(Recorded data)
_ _ _ _ _

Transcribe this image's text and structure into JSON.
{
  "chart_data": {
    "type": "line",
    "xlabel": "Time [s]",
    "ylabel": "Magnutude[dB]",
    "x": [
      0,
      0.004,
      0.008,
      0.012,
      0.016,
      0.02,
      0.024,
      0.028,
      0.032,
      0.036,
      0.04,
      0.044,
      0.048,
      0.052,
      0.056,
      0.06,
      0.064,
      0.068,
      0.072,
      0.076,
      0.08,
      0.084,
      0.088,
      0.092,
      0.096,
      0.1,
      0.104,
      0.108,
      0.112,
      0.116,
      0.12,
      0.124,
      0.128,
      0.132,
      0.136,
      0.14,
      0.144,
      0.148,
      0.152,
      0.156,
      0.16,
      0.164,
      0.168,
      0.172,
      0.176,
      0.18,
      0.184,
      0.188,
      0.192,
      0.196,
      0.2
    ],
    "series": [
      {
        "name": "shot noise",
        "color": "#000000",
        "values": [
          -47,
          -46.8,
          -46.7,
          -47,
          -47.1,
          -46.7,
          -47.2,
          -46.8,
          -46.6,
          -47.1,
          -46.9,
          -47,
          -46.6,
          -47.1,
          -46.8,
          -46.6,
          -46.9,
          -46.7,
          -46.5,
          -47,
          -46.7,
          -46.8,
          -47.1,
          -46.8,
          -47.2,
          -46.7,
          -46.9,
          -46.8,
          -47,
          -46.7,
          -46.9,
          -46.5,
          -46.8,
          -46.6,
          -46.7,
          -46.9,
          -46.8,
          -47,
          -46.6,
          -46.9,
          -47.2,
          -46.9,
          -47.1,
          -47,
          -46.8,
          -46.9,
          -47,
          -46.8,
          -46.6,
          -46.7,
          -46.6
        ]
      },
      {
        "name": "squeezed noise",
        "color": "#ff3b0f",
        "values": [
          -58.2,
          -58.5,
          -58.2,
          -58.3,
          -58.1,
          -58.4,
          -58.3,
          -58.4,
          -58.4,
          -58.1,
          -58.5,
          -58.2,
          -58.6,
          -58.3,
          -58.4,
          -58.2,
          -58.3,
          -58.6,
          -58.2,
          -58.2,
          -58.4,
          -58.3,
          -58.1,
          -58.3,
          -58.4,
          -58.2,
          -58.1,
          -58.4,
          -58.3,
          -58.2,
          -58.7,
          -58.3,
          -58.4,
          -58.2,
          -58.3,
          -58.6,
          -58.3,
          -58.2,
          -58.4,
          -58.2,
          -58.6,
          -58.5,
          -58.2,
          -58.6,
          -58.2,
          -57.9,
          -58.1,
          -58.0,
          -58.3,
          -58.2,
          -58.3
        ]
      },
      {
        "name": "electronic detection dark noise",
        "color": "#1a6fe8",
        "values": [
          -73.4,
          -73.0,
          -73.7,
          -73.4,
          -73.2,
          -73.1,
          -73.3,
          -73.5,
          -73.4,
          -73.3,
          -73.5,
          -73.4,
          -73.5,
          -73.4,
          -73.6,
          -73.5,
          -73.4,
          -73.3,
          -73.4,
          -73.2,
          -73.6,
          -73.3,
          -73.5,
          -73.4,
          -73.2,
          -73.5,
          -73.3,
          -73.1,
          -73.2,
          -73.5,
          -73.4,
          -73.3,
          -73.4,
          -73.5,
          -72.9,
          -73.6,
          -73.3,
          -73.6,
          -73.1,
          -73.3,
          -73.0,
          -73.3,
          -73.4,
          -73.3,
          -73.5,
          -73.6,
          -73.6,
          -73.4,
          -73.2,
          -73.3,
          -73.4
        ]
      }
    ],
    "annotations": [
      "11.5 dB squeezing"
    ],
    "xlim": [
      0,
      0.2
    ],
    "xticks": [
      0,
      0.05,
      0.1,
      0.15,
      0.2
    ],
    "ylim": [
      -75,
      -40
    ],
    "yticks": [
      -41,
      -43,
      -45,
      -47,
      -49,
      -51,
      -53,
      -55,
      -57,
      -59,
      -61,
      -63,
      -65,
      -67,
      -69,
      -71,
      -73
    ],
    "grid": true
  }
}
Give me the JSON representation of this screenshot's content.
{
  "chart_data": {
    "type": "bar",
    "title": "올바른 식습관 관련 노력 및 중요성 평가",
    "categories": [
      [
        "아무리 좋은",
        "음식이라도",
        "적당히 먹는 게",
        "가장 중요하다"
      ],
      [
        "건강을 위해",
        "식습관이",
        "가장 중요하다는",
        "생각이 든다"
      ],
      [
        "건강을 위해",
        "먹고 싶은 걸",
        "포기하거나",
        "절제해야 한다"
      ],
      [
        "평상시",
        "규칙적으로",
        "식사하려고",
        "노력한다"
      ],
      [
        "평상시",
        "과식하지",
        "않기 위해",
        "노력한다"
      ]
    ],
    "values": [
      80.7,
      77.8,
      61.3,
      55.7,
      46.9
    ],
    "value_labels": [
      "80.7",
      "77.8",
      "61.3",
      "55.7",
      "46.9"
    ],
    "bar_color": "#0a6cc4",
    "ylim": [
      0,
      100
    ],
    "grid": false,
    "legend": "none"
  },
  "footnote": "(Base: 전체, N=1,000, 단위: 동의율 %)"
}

_ _ _ _ _

Please reproduce the entire listing, exactly as shown.

Transcribe this image's text and structure into JSON.
{
  "chart_data": {
    "type": "line",
    "xlabel": "Time [s]",
    "ylabel": "Magnutude[dB]",
    "x": [
      0,
      0.004,
      0.008,
      0.012,
      0.016,
      0.02,
      0.024,
      0.028,
      0.032,
      0.036,
      0.04,
      0.044,
      0.048,
      0.052,
      0.056,
      0.06,
      0.064,
      0.068,
      0.072,
      0.076,
      0.08,
      0.084,
      0.088,
      0.092,
      0.096,
      0.1,
      0.104,
      0.108,
      0.112,
      0.116,
      0.12,
      0.124,
      0.128,
      0.132,
      0.136,
      0.14,
      0.144,
      0.148,
      0.152,
      0.156,
      0.16,
      0.164,
      0.168,
      0.172,
      0.176,
      0.18,
      0.184,
      0.188,
      0.192,
      0.196,
      0.2
    ],
    "series": [
      {
        "name": "shot noise",
        "color": "#000000",
        "values": [
          -47,
          -46.8,
          -46.7,
          -47,
          -47.1,
          -46.7,
          -47.2,
          -46.8,
          -46.6,
          -47.1,
          -46.9,
          -47,
          -46.6,
          -47.1,
          -46.8,
          -46.6,
          -46.9,
          -46.7,
          -46.5,
          -47,
          -46.7,
          -46.8,
          -47.1,
          -46.8,
          -47.2,
          -46.7,
          -46.9,
          -46.8,
          -47,
          -46.7,
          -46.9,
          -46.5,
          -46.8,
          -46.6,
          -46.7,
          -46.9,
          -46.8,
          -47,
          -46.6,
          -46.9,
          -47.2,
          -46.9,
          -47.1,
          -47,
          -46.8,
          -46.9,
          -47,
          -46.8,
          -46.6,
          -46.7,
          -46.6
        ]
      },
      {
        "name": "squeezed noise",
        "color": "#ff3b0f",
        "values": [
          -58.2,
          -58.5,
          -58.2,
          -58.3,
          -58.1,
          -58.4,
          -58.3,
          -58.4,
          -58.4,
          -58.1,
          -58.5,
          -58.2,
          -58.6,
          -58.3,
          -58.4,
          -58.2,
          -58.3,
          -58.6,
          -58.2,
          -58.2,
          -58.4,
          -58.3,
          -58.1,
          -58.3,
          -58.4,
          -58.2,
          -58.1,
          -58.4,
          -58.3,
          -58.2,
          -58.7,
          -58.3,
          -58.4,
          -58.2,
          -58.3,
          -58.6,
          -58.3,
          -58.2,
          -58.4,
          -58.2,
          -58.6,
          -58.5,
          -58.2,
          -58.6,
          -58.2,
          -57.9,
          -58.1,
          -58.0,
          -58.3,
          -58.2,
          -58.3
        ]
      },
      {
        "name": "electronic detection dark noise",
        "color": "#1a6fe8",
        "values": [
          -73.4,
          -73.0,
          -73.7,
          -73.4,
          -73.2,
          -73.1,
          -73.3,
          -73.5,
          -73.4,
          -73.3,
          -73.5,
          -73.4,
          -73.5,
          -73.4,
          -73.6,
          -73.5,
          -73.4,
          -73.3,
          -73.4,
          -73.2,
          -73.6,
          -73.3,
          -73.5,
          -73.4,
          -73.2,
          -73.5,
          -73.3,
          -73.1,
          -73.2,
          -73.5,
          -73.4,
          -73.3,
          -73.4,
          -73.5,
          -72.9,
          -73.6,
          -73.3,
          -73.6,
          -73.1,
          -73.3,
          -73.0,
          -73.3,
          -73.4,
          -73.3,
          -73.5,
          -73.6,
          -73.6,
          -73.4,
          -73.2,
          -73.3,
          -73.4
        ]
      }
    ],
    "annotations": [
      "11.5 dB squeezing"
    ],
    "xlim": [
      0,
      0.2
    ],
    "xticks": [
      0,
      0.05,
      0.1,
      0.15,
      0.2
    ],
    "ylim": [
      -75,
      -40
    ],
    "yticks": [
      -41,
      -43,
      -45,
      -47,
      -49,
      -51,
      -53,
      -55,
      -57,
      -59,
      -61,
      -63,
      -65,
      -67,
      -69,
      -71,
      -73
    ],
    "grid": true
  }
}
Give me the JSON representation of this screenshot's content.
{
  "chart_data": {
    "type": "bar",
    "title": "올바른 식습관 관련 노력 및 중요성 평가",
    "categories": [
      [
        "아무리 좋은",
        "음식이라도",
        "적당히 먹는 게",
        "가장 중요하다"
      ],
      [
        "건강을 위해",
        "식습관이",
        "가장 중요하다는",
        "생각이 든다"
      ],
      [
        "건강을 위해",
        "먹고 싶은 걸",
        "포기하거나",
        "절제해야 한다"
      ],
      [
        "평상시",
        "규칙적으로",
        "식사하려고",
        "노력한다"
      ],
      [
        "평상시",
        "과식하지",
        "않기 위해",
        "노력한다"
      ]
    ],
    "values": [
      80.7,
      77.8,
      61.3,
      55.7,
      46.9
    ],
    "value_labels": [
      "80.7",
      "77.8",
      "61.3",
      "55.7",
      "46.9"
    ],
    "bar_color": "#0a6cc4",
    "ylim": [
      0,
      100
    ],
    "grid": false,
    "legend": "none"
  },
  "footnote": "(Base: 전체, N=1,000, 단위: 동의율 %)"
}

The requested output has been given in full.